* _Task statement_
Pictures should be excluded; otherwise, copy every entry exactly.

* _Dataset items_
# # # #

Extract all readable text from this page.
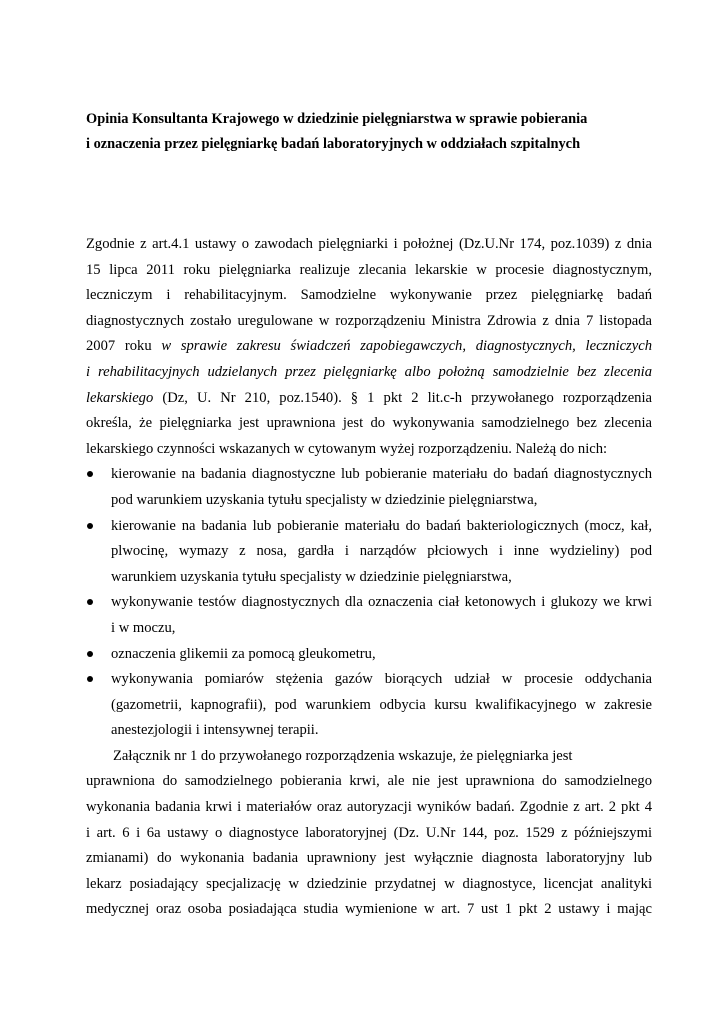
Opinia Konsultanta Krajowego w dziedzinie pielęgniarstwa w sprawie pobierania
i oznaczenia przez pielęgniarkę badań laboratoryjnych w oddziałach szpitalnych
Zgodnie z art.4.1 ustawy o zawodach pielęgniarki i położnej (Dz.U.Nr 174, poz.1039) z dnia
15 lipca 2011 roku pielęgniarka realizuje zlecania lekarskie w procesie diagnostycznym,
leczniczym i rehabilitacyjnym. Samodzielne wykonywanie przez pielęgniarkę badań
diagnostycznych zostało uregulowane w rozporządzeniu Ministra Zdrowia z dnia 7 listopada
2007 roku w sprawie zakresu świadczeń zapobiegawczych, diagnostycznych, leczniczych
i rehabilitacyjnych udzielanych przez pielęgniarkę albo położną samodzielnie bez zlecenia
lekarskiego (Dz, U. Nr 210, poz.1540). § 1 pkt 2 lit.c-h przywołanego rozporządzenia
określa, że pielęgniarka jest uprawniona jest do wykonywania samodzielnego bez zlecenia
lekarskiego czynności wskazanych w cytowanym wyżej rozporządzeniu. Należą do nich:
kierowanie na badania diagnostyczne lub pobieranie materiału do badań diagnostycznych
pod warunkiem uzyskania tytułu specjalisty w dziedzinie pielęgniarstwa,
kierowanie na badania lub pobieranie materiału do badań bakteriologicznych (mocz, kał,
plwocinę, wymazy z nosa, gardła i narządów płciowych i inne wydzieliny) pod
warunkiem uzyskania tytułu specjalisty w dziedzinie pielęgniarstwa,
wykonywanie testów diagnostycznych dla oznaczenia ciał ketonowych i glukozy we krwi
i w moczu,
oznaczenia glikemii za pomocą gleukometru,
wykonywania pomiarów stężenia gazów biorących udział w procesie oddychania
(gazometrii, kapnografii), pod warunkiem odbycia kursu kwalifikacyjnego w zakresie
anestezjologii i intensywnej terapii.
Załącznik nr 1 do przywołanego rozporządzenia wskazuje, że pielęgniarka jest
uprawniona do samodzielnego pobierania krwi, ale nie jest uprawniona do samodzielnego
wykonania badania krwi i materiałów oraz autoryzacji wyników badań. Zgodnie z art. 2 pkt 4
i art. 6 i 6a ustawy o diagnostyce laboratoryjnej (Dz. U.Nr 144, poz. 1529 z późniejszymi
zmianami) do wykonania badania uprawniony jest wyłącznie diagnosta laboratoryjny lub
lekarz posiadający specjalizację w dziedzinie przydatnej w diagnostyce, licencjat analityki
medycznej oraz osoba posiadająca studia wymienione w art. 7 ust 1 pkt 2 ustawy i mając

# # # #

* _Exercise response_
Extract all readable text from this page.
Opinia Konsultanta Krajowego w dziedzinie pielęgniarstwa w sprawie pobierania
i oznaczenia przez pielęgniarkę badań laboratoryjnych w oddziałach szpitalnych
Zgodnie z art.4.1 ustawy o zawodach pielęgniarki i położnej (Dz.U.Nr 174, poz.1039) z dnia
15 lipca 2011 roku pielęgniarka realizuje zlecania lekarskie w procesie diagnostycznym,
leczniczym i rehabilitacyjnym. Samodzielne wykonywanie przez pielęgniarkę badań
diagnostycznych zostało uregulowane w rozporządzeniu Ministra Zdrowia z dnia 7 listopada
2007 roku w sprawie zakresu świadczeń zapobiegawczych, diagnostycznych, leczniczych
i rehabilitacyjnych udzielanych przez pielęgniarkę albo położną samodzielnie bez zlecenia
lekarskiego (Dz, U. Nr 210, poz.1540). § 1 pkt 2 lit.c-h przywołanego rozporządzenia
określa, że pielęgniarka jest uprawniona jest do wykonywania samodzielnego bez zlecenia
lekarskiego czynności wskazanych w cytowanym wyżej rozporządzeniu. Należą do nich:
kierowanie na badania diagnostyczne lub pobieranie materiału do badań diagnostycznych
pod warunkiem uzyskania tytułu specjalisty w dziedzinie pielęgniarstwa,
kierowanie na badania lub pobieranie materiału do badań bakteriologicznych (mocz, kał,
plwocinę, wymazy z nosa, gardła i narządów płciowych i inne wydzieliny) pod
warunkiem uzyskania tytułu specjalisty w dziedzinie pielęgniarstwa,
wykonywanie testów diagnostycznych dla oznaczenia ciał ketonowych i glukozy we krwi
i w moczu,
oznaczenia glikemii za pomocą gleukometru,
wykonywania pomiarów stężenia gazów biorących udział w procesie oddychania
(gazometrii, kapnografii), pod warunkiem odbycia kursu kwalifikacyjnego w zakresie
anestezjologii i intensywnej terapii.
Załącznik nr 1 do przywołanego rozporządzenia wskazuje, że pielęgniarka jest
uprawniona do samodzielnego pobierania krwi, ale nie jest uprawniona do samodzielnego
wykonania badania krwi i materiałów oraz autoryzacji wyników badań. Zgodnie z art. 2 pkt 4
i art. 6 i 6a ustawy o diagnostyce laboratoryjnej (Dz. U.Nr 144, poz. 1529 z późniejszymi
zmianami) do wykonania badania uprawniony jest wyłącznie diagnosta laboratoryjny lub
lekarz posiadający specjalizację w dziedzinie przydatnej w diagnostyce, licencjat analityki
medycznej oraz osoba posiadająca studia wymienione w art. 7 ust 1 pkt 2 ustawy i mając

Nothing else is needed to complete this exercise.